>>>>>
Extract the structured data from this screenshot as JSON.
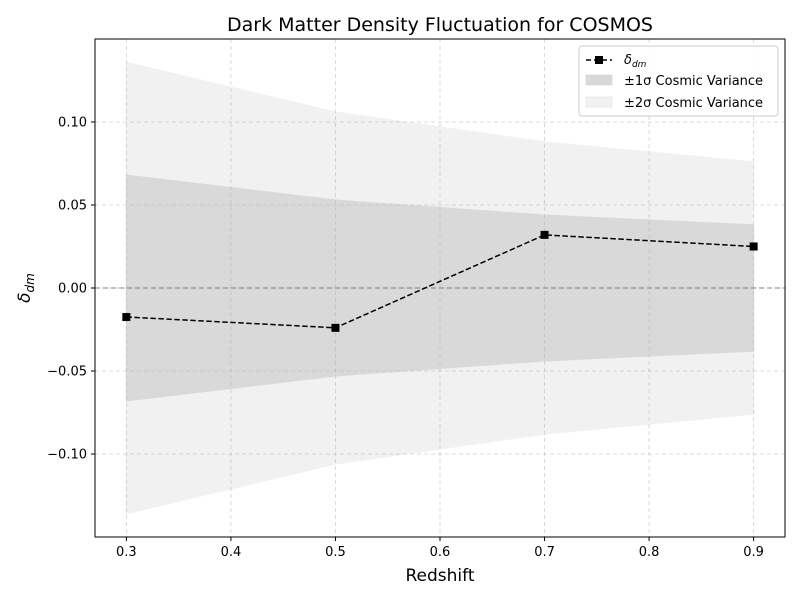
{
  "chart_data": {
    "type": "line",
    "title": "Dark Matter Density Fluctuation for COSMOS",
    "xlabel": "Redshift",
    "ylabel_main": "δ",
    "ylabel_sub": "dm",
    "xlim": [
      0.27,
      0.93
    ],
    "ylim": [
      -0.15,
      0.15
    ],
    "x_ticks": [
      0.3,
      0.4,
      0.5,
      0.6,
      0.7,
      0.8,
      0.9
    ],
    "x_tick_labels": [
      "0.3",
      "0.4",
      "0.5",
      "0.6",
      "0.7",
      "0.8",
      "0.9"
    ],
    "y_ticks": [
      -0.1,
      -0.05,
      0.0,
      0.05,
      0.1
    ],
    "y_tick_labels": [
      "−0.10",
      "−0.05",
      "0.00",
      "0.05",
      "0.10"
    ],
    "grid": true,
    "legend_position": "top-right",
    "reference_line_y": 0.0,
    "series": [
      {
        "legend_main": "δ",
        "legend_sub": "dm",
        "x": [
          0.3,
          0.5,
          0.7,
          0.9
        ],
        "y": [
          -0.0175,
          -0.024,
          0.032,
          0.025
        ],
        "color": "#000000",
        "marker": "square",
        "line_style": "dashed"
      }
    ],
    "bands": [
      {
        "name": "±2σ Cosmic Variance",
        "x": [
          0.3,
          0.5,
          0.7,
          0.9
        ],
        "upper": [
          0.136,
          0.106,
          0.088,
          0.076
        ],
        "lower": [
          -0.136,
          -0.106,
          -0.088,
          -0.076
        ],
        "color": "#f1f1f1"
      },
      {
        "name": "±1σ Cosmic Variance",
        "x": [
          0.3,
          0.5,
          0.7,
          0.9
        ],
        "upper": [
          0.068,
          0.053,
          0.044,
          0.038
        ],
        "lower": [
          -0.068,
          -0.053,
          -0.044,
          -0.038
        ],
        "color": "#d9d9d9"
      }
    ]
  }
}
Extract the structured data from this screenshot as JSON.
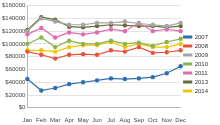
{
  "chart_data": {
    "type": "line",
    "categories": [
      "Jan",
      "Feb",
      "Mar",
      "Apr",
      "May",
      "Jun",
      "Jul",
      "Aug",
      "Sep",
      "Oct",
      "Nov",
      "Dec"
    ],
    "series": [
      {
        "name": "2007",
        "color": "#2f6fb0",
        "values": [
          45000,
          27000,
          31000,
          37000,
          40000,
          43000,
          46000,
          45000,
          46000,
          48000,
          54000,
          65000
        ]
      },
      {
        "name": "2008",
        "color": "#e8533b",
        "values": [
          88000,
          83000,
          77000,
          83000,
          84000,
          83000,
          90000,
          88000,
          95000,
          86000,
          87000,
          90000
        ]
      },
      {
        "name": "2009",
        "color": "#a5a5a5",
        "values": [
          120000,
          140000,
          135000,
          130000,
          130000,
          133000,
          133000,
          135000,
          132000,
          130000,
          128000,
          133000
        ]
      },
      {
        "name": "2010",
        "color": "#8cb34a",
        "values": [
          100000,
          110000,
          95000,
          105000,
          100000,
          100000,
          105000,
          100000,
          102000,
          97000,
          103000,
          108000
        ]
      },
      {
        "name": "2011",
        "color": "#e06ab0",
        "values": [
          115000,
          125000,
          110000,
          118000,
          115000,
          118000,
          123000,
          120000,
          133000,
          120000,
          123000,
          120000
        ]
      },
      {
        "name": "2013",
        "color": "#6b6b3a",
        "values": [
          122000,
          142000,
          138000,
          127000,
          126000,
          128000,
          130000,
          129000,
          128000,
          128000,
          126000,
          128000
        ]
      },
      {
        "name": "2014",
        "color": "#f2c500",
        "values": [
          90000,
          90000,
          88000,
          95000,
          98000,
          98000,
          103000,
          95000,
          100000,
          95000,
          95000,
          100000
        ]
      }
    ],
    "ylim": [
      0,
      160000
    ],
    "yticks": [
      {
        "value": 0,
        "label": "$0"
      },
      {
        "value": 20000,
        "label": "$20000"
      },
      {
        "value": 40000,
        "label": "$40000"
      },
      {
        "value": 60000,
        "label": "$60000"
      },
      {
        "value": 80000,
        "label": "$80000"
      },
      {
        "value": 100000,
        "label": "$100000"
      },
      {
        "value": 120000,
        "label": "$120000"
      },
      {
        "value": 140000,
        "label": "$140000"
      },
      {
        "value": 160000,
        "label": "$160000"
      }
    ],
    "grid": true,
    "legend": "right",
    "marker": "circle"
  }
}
<<<<<
>>>>>
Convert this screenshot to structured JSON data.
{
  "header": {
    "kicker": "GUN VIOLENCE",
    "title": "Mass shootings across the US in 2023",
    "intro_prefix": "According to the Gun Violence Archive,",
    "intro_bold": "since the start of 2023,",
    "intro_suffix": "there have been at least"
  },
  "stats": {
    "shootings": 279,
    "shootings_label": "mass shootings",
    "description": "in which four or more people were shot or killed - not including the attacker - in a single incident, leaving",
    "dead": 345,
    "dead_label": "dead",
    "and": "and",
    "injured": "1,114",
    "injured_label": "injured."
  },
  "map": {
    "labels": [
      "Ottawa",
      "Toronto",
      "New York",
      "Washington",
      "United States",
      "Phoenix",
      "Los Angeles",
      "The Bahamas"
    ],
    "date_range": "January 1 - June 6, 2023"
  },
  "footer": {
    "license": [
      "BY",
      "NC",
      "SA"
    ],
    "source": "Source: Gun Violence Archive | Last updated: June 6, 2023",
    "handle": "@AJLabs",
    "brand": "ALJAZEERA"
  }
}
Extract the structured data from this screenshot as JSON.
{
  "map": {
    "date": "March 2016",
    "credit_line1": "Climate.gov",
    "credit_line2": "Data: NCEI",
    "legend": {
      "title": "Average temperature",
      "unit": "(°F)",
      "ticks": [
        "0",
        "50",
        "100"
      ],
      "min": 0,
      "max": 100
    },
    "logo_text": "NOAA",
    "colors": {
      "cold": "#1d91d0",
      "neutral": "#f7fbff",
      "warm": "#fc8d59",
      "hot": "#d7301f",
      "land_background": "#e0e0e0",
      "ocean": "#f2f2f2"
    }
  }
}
<<<<<
— Task directions —
Across the records above, count the lines holding "Variance" and reply with that number alone.

— Solved exercise —
2